* [Task instructions]:
Leave out the pictures and repeat exactly the lines from the one containing "Read out every word on this page." through the end of the records.

'''

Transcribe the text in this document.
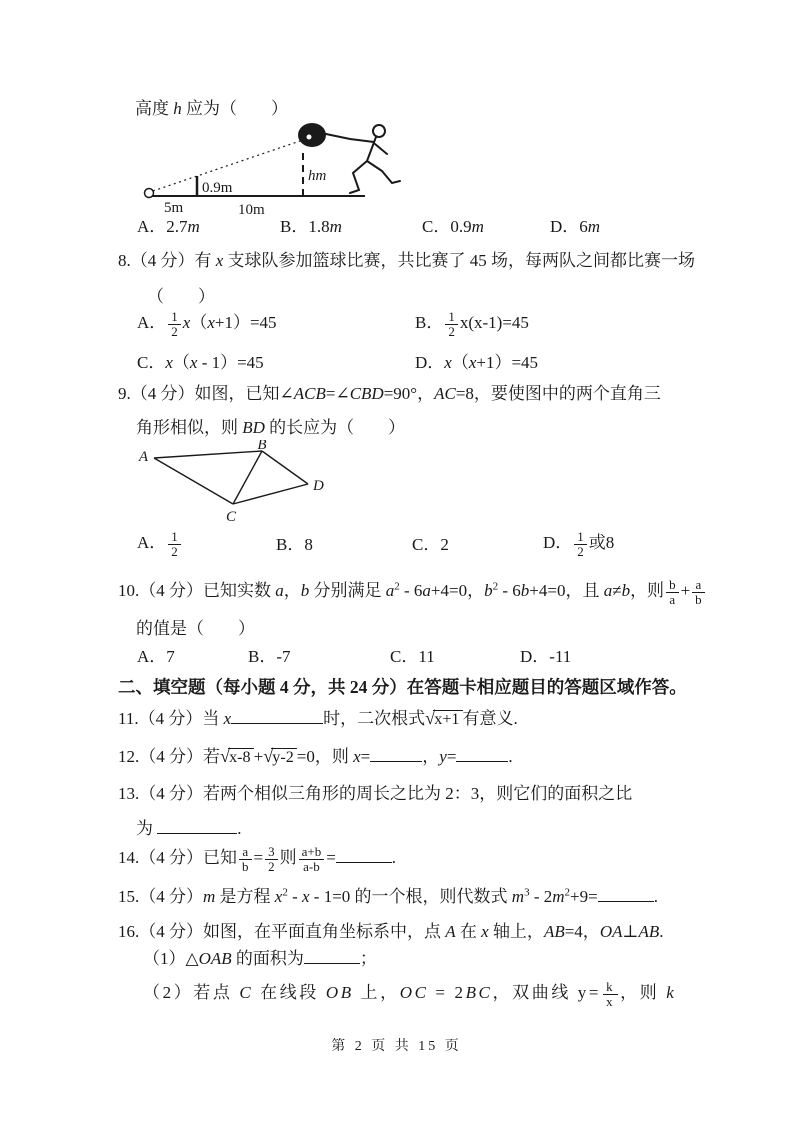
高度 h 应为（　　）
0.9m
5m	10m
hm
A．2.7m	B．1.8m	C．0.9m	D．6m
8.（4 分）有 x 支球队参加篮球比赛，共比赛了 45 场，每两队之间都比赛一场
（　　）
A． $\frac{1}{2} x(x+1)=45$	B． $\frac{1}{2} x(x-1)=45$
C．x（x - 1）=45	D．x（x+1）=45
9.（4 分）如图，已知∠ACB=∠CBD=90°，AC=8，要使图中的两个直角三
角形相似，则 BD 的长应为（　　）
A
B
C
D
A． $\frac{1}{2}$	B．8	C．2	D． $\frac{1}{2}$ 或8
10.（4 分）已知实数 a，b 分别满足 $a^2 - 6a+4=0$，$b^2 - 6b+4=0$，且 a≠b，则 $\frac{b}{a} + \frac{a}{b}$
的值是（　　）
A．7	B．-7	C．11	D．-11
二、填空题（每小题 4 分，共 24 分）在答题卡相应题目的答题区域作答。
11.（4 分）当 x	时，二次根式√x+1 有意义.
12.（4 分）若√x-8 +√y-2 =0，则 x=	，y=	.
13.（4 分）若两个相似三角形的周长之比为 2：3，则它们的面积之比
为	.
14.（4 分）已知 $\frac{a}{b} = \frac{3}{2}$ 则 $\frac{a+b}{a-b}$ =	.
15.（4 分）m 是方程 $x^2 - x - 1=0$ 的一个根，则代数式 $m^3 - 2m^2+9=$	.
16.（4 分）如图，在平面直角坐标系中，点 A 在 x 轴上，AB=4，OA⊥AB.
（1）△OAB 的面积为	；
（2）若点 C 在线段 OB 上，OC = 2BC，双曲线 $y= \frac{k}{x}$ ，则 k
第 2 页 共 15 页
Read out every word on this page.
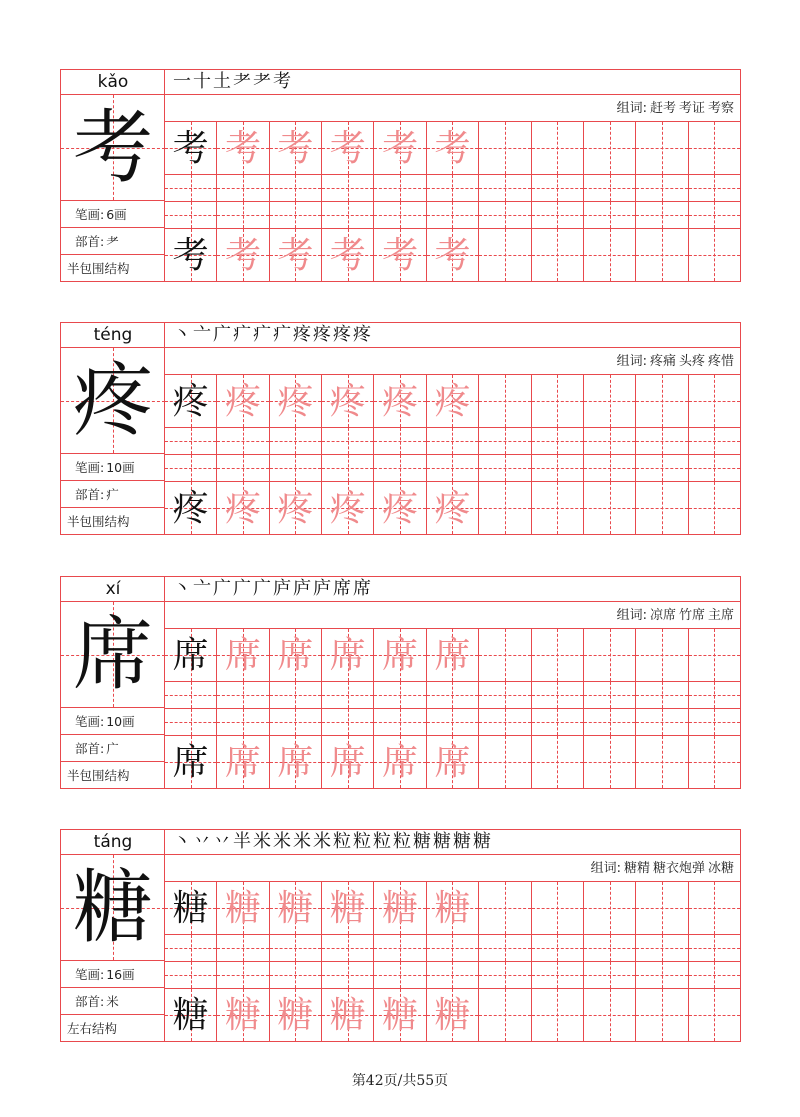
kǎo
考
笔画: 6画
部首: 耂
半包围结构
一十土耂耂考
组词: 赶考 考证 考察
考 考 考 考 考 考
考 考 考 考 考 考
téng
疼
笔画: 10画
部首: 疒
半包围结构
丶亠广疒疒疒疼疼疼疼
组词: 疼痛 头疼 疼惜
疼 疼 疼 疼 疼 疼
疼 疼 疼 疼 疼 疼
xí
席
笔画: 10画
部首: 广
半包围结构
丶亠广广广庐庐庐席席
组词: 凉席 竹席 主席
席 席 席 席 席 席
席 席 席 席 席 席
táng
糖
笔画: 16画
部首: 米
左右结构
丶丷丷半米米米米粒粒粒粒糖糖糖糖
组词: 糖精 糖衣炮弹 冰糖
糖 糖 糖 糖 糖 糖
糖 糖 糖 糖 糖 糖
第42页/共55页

'''

* [Finished task]:
Read out every word on this page.
kǎo
考
笔画: 6画
部首: 耂
半包围结构
一十土耂耂考
组词: 赶考 考证 考察
考 考 考 考 考 考
考 考 考 考 考 考
téng
疼
笔画: 10画
部首: 疒
半包围结构
丶亠广疒疒疒疼疼疼疼
组词: 疼痛 头疼 疼惜
疼 疼 疼 疼 疼 疼
疼 疼 疼 疼 疼 疼
xí
席
笔画: 10画
部首: 广
半包围结构
丶亠广广广庐庐庐席席
组词: 凉席 竹席 主席
席 席 席 席 席 席
席 席 席 席 席 席
táng
糖
笔画: 16画
部首: 米
左右结构
丶丷丷半米米米米粒粒粒粒糖糖糖糖
组词: 糖精 糖衣炮弹 冰糖
糖 糖 糖 糖 糖 糖
糖 糖 糖 糖 糖 糖
第42页/共55页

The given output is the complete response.